**THE REQUEST**:
Reproduce the material below verbatim, starting at its first line and stopping after the line that contains "- product-ref: Ref. 1/6260/201/092/35: [257, 156, 331, 163]".

[Dataset items]
──────
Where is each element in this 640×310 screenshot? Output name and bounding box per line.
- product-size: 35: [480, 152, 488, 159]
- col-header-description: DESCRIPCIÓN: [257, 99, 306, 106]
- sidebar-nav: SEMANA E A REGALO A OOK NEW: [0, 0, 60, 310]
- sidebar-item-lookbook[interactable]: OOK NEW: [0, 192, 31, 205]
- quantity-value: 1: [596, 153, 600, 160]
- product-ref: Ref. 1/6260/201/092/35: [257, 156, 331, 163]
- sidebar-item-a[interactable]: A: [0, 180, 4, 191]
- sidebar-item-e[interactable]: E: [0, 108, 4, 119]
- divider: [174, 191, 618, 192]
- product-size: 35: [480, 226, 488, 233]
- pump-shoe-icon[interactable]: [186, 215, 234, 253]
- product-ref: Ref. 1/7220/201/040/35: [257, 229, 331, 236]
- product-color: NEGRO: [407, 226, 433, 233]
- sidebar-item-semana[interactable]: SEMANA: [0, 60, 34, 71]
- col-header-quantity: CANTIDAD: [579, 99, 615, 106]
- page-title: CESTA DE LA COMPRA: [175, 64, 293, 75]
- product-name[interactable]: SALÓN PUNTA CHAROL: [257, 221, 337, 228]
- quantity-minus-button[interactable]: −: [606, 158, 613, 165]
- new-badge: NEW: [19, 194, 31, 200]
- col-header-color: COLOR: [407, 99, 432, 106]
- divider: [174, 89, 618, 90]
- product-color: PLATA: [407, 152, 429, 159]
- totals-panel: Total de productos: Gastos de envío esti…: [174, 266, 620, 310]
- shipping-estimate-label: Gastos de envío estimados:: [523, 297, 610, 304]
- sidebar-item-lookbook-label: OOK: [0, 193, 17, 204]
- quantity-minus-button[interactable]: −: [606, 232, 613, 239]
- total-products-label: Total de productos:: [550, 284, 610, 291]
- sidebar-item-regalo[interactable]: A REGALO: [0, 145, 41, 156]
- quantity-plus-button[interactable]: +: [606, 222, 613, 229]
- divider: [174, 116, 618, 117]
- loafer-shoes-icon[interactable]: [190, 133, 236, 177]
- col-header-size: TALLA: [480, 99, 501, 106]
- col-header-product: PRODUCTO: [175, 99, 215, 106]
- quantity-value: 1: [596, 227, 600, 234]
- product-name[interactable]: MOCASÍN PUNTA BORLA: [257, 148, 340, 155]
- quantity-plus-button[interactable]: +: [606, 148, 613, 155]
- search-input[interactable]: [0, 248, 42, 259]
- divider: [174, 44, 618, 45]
──────
**TASK ANSWER**:
Where is each element in this 640×310 screenshot? Output name and bounding box per line.
- product-size: 35: [480, 152, 488, 159]
- col-header-description: DESCRIPCIÓN: [257, 99, 306, 106]
- sidebar-nav: SEMANA E A REGALO A OOK NEW: [0, 0, 60, 310]
- sidebar-item-lookbook[interactable]: OOK NEW: [0, 192, 31, 205]
- quantity-value: 1: [596, 153, 600, 160]
- product-ref: Ref. 1/6260/201/092/35: [257, 156, 331, 163]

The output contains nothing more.